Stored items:

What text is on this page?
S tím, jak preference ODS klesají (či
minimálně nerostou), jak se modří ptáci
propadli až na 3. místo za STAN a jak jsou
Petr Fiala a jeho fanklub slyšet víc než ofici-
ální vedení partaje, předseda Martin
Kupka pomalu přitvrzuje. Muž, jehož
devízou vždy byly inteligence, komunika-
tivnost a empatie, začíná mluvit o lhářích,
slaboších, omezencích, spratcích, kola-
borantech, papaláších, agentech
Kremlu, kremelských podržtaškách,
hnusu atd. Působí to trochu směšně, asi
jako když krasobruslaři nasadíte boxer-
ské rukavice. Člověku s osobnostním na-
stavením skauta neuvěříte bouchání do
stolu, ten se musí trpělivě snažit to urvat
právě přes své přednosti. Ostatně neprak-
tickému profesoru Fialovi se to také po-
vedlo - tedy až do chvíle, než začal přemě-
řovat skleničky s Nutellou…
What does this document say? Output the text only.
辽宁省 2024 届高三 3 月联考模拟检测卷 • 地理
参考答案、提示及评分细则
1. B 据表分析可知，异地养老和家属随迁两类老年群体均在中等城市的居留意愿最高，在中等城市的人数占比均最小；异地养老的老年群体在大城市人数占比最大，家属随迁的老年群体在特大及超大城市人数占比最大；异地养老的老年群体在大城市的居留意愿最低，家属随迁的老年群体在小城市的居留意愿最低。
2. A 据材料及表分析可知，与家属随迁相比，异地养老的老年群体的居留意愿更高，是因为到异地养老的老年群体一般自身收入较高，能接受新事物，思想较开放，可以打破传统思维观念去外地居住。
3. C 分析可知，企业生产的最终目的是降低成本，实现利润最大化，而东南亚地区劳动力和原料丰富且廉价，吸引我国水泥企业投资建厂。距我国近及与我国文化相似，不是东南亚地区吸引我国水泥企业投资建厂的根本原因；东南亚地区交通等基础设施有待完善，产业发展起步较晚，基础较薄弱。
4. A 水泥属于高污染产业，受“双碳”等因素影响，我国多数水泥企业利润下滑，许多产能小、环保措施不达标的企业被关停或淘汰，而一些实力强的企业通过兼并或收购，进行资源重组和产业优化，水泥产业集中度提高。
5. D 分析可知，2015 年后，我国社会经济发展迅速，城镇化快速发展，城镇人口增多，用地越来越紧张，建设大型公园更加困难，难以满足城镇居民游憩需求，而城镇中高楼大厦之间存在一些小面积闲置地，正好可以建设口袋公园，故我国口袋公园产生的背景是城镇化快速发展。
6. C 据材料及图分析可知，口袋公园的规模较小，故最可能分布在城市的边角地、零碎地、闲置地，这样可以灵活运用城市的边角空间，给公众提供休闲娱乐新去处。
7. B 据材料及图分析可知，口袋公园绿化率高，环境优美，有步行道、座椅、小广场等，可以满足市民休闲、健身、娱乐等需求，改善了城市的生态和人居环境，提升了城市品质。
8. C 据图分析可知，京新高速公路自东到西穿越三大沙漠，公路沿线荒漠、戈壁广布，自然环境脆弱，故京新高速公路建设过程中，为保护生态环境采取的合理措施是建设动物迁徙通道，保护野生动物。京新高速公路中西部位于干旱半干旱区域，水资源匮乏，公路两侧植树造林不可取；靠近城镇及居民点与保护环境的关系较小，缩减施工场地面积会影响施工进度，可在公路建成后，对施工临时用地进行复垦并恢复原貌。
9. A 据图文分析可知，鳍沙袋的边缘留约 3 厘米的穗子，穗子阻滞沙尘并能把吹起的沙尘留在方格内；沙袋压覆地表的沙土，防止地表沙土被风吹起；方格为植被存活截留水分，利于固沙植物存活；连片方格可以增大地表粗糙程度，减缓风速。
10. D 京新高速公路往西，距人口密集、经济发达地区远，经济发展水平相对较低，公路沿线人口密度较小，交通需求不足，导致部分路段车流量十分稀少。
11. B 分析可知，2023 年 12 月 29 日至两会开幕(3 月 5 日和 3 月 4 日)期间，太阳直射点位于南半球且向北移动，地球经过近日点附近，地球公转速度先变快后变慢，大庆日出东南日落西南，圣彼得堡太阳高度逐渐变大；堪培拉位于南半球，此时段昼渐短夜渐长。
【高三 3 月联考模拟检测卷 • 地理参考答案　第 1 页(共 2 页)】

---

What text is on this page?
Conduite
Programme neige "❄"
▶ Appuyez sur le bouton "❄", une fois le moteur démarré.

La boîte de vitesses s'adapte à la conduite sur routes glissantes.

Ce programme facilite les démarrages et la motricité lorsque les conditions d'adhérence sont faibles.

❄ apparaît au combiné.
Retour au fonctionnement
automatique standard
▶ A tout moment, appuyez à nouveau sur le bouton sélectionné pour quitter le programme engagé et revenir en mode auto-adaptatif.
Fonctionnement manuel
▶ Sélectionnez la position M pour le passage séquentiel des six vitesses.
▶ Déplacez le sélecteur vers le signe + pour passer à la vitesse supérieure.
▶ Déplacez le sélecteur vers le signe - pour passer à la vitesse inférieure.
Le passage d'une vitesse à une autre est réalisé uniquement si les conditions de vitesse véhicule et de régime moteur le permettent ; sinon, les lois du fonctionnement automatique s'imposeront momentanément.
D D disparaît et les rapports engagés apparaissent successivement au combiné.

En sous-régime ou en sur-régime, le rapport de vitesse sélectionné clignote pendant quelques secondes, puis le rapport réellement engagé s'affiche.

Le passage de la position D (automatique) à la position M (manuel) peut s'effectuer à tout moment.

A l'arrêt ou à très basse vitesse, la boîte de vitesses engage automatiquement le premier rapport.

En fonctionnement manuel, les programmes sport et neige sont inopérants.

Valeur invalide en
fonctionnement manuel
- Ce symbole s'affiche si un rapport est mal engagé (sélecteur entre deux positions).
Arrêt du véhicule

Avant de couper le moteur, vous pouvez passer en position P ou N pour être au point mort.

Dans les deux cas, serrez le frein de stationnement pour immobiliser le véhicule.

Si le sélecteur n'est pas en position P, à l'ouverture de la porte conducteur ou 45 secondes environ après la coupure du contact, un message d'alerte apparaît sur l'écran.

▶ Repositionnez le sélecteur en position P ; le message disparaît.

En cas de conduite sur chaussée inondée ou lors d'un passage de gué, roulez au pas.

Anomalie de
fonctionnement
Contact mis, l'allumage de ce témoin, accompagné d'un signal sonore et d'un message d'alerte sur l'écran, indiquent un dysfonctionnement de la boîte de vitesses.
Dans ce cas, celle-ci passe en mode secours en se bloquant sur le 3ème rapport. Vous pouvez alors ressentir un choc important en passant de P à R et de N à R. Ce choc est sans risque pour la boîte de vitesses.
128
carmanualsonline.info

---

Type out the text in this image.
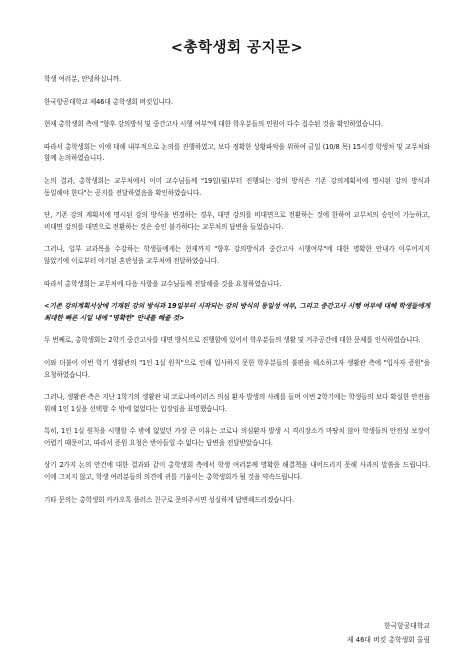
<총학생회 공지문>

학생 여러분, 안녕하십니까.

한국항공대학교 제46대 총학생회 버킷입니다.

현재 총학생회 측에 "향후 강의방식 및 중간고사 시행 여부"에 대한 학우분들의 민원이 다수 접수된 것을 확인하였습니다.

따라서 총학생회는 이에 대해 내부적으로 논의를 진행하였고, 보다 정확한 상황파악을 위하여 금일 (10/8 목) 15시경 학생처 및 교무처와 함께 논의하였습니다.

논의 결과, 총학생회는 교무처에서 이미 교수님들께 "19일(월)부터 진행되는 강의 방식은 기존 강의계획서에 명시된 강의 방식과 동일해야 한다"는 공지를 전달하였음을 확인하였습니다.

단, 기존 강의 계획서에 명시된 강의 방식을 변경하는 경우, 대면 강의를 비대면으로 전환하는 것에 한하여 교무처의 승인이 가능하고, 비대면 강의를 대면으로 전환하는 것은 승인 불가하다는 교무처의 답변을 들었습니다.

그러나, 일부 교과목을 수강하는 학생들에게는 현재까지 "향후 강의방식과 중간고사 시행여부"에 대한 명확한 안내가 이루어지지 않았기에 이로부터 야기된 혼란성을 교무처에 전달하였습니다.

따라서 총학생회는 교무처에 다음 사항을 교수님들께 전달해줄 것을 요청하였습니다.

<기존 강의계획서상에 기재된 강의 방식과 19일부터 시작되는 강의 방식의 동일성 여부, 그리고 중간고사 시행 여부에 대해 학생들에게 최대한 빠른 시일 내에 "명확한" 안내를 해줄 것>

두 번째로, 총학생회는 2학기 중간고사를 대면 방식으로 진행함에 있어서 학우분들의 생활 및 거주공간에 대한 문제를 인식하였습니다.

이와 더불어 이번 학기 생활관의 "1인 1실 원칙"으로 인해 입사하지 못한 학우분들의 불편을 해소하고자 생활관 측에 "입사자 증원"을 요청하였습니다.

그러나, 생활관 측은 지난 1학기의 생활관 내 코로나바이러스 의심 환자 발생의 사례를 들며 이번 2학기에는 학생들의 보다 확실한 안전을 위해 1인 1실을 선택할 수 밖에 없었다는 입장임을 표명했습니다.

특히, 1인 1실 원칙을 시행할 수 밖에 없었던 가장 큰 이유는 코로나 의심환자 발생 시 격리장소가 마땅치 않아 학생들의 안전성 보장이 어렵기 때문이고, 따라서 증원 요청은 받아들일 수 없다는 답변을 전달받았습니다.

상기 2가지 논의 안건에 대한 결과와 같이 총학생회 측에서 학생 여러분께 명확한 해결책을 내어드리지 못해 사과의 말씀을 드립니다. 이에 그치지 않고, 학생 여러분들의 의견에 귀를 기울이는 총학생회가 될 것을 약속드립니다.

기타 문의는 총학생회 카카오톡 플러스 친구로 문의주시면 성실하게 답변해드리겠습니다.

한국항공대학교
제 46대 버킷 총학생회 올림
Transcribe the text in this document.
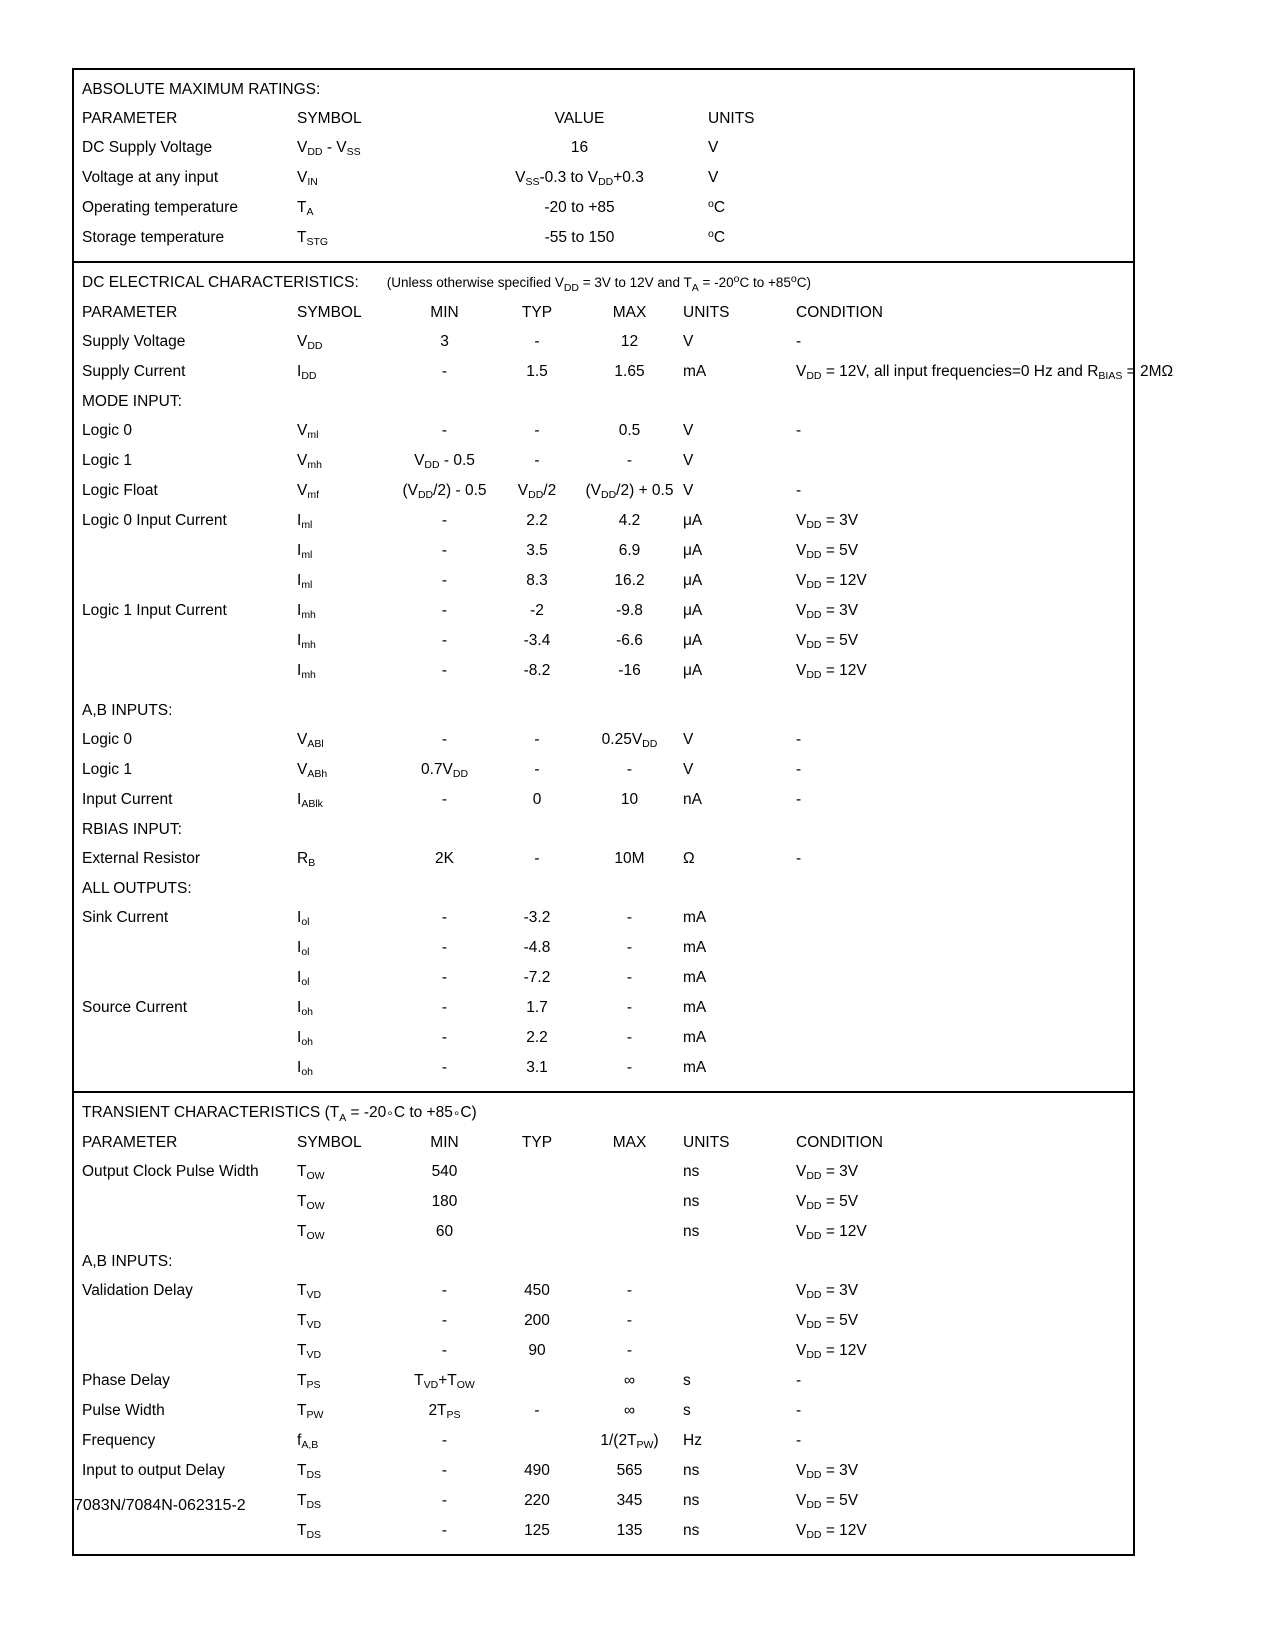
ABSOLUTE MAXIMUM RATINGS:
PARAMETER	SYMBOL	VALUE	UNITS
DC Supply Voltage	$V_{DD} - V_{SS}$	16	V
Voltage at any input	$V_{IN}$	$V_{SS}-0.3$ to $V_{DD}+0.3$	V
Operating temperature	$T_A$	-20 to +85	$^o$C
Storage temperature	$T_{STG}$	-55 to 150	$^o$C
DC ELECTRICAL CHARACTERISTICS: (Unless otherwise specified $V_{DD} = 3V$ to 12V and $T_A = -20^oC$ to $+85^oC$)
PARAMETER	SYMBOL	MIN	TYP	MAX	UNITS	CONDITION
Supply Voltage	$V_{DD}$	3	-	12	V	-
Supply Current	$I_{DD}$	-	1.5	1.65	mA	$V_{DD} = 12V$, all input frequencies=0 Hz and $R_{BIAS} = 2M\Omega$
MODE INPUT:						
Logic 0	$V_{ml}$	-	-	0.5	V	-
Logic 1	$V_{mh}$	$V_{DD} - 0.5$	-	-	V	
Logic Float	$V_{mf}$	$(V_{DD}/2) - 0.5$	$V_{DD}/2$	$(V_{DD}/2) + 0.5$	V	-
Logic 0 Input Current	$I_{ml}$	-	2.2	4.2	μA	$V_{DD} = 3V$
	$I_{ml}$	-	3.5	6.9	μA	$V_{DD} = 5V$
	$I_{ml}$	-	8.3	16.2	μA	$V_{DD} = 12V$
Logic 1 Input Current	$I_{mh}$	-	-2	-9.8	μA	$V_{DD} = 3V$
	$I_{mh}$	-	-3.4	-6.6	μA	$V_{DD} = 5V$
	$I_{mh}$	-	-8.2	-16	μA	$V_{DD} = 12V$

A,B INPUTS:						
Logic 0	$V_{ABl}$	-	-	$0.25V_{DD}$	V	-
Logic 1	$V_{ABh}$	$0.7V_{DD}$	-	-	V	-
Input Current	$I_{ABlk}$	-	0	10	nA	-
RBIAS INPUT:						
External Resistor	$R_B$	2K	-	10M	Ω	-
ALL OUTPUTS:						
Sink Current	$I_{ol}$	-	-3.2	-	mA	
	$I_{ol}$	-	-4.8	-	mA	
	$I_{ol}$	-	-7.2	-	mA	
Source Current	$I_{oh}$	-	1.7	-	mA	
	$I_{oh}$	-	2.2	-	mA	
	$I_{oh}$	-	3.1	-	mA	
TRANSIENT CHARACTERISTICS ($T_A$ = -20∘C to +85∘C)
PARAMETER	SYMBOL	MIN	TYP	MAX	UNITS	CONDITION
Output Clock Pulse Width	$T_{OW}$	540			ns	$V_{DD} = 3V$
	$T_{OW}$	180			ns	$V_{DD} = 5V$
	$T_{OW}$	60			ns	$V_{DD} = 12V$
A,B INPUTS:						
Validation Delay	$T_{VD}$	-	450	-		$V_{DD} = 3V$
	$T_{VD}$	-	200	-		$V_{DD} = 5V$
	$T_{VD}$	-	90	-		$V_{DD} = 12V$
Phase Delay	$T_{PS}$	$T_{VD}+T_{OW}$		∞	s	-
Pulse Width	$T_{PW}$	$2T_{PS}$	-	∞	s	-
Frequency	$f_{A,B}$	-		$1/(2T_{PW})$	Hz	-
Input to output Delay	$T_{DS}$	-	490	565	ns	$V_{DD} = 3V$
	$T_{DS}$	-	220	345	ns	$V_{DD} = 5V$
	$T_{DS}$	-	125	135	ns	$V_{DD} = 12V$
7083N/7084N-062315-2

» Exercise task
Each line in the listing above either holds the string "passer" or does not; state how many do, giving the number only.

» Solved problem
3